- TASK TO CARRY OUT
Reproduce every line of the records below without changing anything.

## Start EXTRACTED MATERIAL

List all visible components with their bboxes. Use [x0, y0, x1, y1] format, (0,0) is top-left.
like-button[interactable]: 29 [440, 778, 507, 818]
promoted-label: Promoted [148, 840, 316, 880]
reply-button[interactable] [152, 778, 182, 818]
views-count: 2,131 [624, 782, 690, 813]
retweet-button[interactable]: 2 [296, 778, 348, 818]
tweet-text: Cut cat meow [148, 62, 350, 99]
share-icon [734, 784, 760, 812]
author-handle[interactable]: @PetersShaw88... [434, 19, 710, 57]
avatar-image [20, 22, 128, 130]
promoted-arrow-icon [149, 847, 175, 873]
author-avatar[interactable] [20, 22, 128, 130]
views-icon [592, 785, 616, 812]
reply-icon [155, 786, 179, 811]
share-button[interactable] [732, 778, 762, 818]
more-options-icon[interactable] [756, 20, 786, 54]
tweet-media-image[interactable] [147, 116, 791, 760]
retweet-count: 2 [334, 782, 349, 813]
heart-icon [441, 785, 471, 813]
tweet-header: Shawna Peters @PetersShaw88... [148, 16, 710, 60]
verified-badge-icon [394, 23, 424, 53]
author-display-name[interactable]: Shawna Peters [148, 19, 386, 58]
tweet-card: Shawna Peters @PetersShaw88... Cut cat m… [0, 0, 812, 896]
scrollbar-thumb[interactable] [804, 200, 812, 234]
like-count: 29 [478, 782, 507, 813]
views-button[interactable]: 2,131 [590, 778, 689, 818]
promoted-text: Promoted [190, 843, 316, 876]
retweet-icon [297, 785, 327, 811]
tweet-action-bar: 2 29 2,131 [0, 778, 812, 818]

## End EXTRACTED MATERIAL

- SOLUTION FOR THIS TASK
List all visible components with their bboxes. Use [x0, y0, x1, y1] format, (0,0) is top-left.
like-button[interactable]: 29 [440, 778, 507, 818]
promoted-label: Promoted [148, 840, 316, 880]
reply-button[interactable] [152, 778, 182, 818]
views-count: 2,131 [624, 782, 690, 813]
retweet-button[interactable]: 2 [296, 778, 348, 818]
tweet-text: Cut cat meow [148, 62, 350, 99]
share-icon [734, 784, 760, 812]
author-handle[interactable]: @PetersShaw88... [434, 19, 710, 57]
avatar-image [20, 22, 128, 130]
promoted-arrow-icon [149, 847, 175, 873]
author-avatar[interactable] [20, 22, 128, 130]
views-icon [592, 785, 616, 812]
reply-icon [155, 786, 179, 811]
share-button[interactable] [732, 778, 762, 818]
more-options-icon[interactable] [756, 20, 786, 54]
tweet-media-image[interactable] [147, 116, 791, 760]
retweet-count: 2 [334, 782, 349, 813]
heart-icon [441, 785, 471, 813]
tweet-header: Shawna Peters @PetersShaw88... [148, 16, 710, 60]
verified-badge-icon [394, 23, 424, 53]
author-display-name[interactable]: Shawna Peters [148, 19, 386, 58]
tweet-card: Shawna Peters @PetersShaw88... Cut cat m… [0, 0, 812, 896]
scrollbar-thumb[interactable] [804, 200, 812, 234]
like-count: 29 [478, 782, 507, 813]
views-button[interactable]: 2,131 [590, 778, 689, 818]
promoted-text: Promoted [190, 843, 316, 876]
retweet-icon [297, 785, 327, 811]
tweet-action-bar: 2 29 2,131 [0, 778, 812, 818]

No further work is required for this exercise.